**THE REQUEST**. Copy every line of the material below word for word.

**** EXTRACTED DATA

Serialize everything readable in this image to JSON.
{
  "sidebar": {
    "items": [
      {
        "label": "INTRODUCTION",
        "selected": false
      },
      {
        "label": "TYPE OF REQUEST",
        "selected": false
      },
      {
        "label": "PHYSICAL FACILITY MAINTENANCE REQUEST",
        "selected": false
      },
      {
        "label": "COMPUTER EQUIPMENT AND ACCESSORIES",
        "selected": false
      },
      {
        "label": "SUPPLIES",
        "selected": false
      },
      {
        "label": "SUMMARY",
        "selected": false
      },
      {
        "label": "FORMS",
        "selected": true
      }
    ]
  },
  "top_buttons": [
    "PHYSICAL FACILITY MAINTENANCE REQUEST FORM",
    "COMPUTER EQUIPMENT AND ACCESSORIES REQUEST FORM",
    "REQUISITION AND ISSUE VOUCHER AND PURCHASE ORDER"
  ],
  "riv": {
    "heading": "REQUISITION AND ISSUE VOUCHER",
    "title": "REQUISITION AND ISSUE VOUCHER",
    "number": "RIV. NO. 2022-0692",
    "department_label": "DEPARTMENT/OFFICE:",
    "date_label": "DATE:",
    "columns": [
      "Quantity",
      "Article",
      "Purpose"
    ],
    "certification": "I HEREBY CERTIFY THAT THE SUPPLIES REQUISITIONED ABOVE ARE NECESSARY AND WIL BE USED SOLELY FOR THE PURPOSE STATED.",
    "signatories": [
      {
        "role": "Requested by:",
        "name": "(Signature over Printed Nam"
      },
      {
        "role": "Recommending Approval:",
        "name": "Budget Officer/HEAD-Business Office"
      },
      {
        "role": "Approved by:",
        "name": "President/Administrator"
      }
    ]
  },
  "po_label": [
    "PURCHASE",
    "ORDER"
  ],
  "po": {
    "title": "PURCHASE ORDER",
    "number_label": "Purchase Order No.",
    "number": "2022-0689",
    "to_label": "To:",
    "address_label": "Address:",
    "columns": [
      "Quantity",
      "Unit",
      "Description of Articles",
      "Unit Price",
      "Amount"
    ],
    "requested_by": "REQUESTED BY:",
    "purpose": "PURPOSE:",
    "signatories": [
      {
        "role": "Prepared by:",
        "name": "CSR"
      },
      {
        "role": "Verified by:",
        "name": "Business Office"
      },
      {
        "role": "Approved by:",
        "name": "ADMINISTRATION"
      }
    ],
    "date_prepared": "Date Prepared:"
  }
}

********

**ANSWER**.
Serialize everything readable in this image to JSON.
{
  "sidebar": {
    "items": [
      {
        "label": "INTRODUCTION",
        "selected": false
      },
      {
        "label": "TYPE OF REQUEST",
        "selected": false
      },
      {
        "label": "PHYSICAL FACILITY MAINTENANCE REQUEST",
        "selected": false
      },
      {
        "label": "COMPUTER EQUIPMENT AND ACCESSORIES",
        "selected": false
      },
      {
        "label": "SUPPLIES",
        "selected": false
      },
      {
        "label": "SUMMARY",
        "selected": false
      },
      {
        "label": "FORMS",
        "selected": true
      }
    ]
  },
  "top_buttons": [
    "PHYSICAL FACILITY MAINTENANCE REQUEST FORM",
    "COMPUTER EQUIPMENT AND ACCESSORIES REQUEST FORM",
    "REQUISITION AND ISSUE VOUCHER AND PURCHASE ORDER"
  ],
  "riv": {
    "heading": "REQUISITION AND ISSUE VOUCHER",
    "title": "REQUISITION AND ISSUE VOUCHER",
    "number": "RIV. NO. 2022-0692",
    "department_label": "DEPARTMENT/OFFICE:",
    "date_label": "DATE:",
    "columns": [
      "Quantity",
      "Article",
      "Purpose"
    ],
    "certification": "I HEREBY CERTIFY THAT THE SUPPLIES REQUISITIONED ABOVE ARE NECESSARY AND WIL BE USED SOLELY FOR THE PURPOSE STATED.",
    "signatories": [
      {
        "role": "Requested by:",
        "name": "(Signature over Printed Nam"
      },
      {
        "role": "Recommending Approval:",
        "name": "Budget Officer/HEAD-Business Office"
      },
      {
        "role": "Approved by:",
        "name": "President/Administrator"
      }
    ]
  },
  "po_label": [
    "PURCHASE",
    "ORDER"
  ],
  "po": {
    "title": "PURCHASE ORDER",
    "number_label": "Purchase Order No.",
    "number": "2022-0689",
    "to_label": "To:",
    "address_label": "Address:",
    "columns": [
      "Quantity",
      "Unit",
      "Description of Articles",
      "Unit Price",
      "Amount"
    ],
    "requested_by": "REQUESTED BY:",
    "purpose": "PURPOSE:",
    "signatories": [
      {
        "role": "Prepared by:",
        "name": "CSR"
      },
      {
        "role": "Verified by:",
        "name": "Business Office"
      },
      {
        "role": "Approved by:",
        "name": "ADMINISTRATION"
      }
    ],
    "date_prepared": "Date Prepared:"
  }
}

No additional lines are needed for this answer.